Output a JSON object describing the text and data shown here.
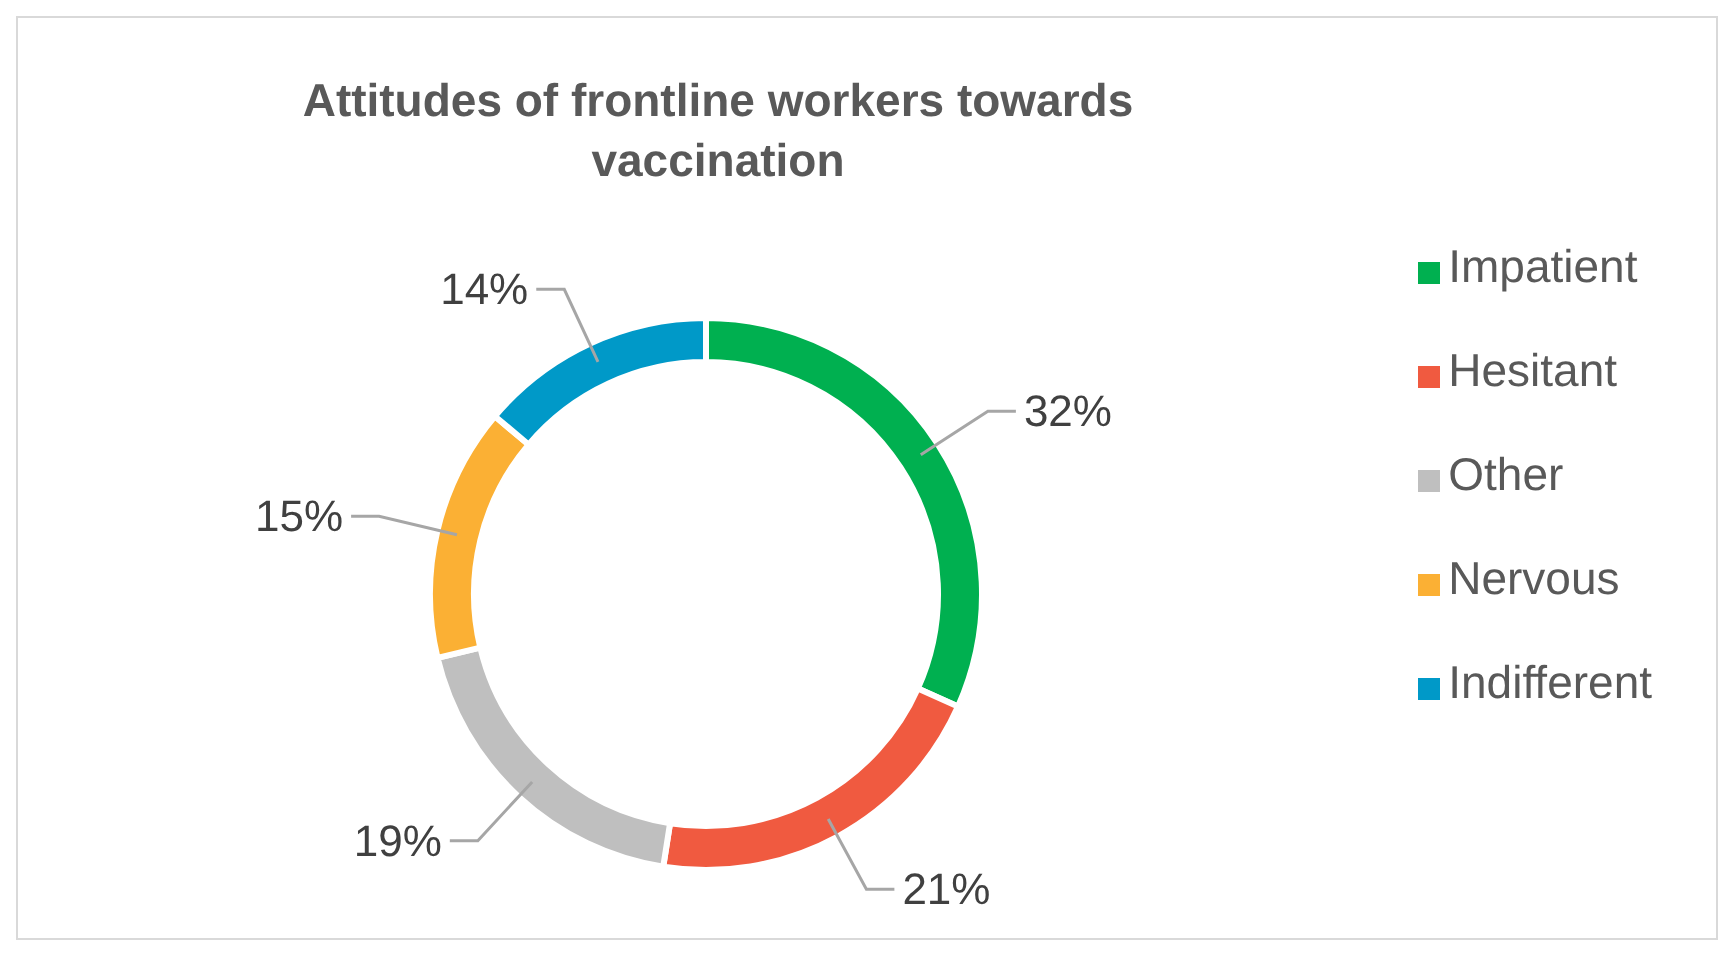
{
  "chart_data": {
    "type": "donut",
    "title": "Attitudes of frontline workers towards vaccination",
    "categories": [
      "Impatient",
      "Hesitant",
      "Other",
      "Nervous",
      "Indifferent"
    ],
    "values": [
      32,
      21,
      19,
      15,
      14
    ],
    "colors": [
      "#00b050",
      "#f05a40",
      "#bfbfbf",
      "#fbb034",
      "#0099c8"
    ],
    "value_labels": [
      "32%",
      "21%",
      "19%",
      "15%",
      "14%"
    ],
    "legend": "right"
  }
}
____
* Aim of the task
Write the records out once more, exactly as they appear, with no pictures.

* Result for this exercise
Output a JSON object describing the text and data shown here.
{
  "chart_data": {
    "type": "donut",
    "title": "Attitudes of frontline workers towards vaccination",
    "categories": [
      "Impatient",
      "Hesitant",
      "Other",
      "Nervous",
      "Indifferent"
    ],
    "values": [
      32,
      21,
      19,
      15,
      14
    ],
    "colors": [
      "#00b050",
      "#f05a40",
      "#bfbfbf",
      "#fbb034",
      "#0099c8"
    ],
    "value_labels": [
      "32%",
      "21%",
      "19%",
      "15%",
      "14%"
    ],
    "legend": "right"
  }
}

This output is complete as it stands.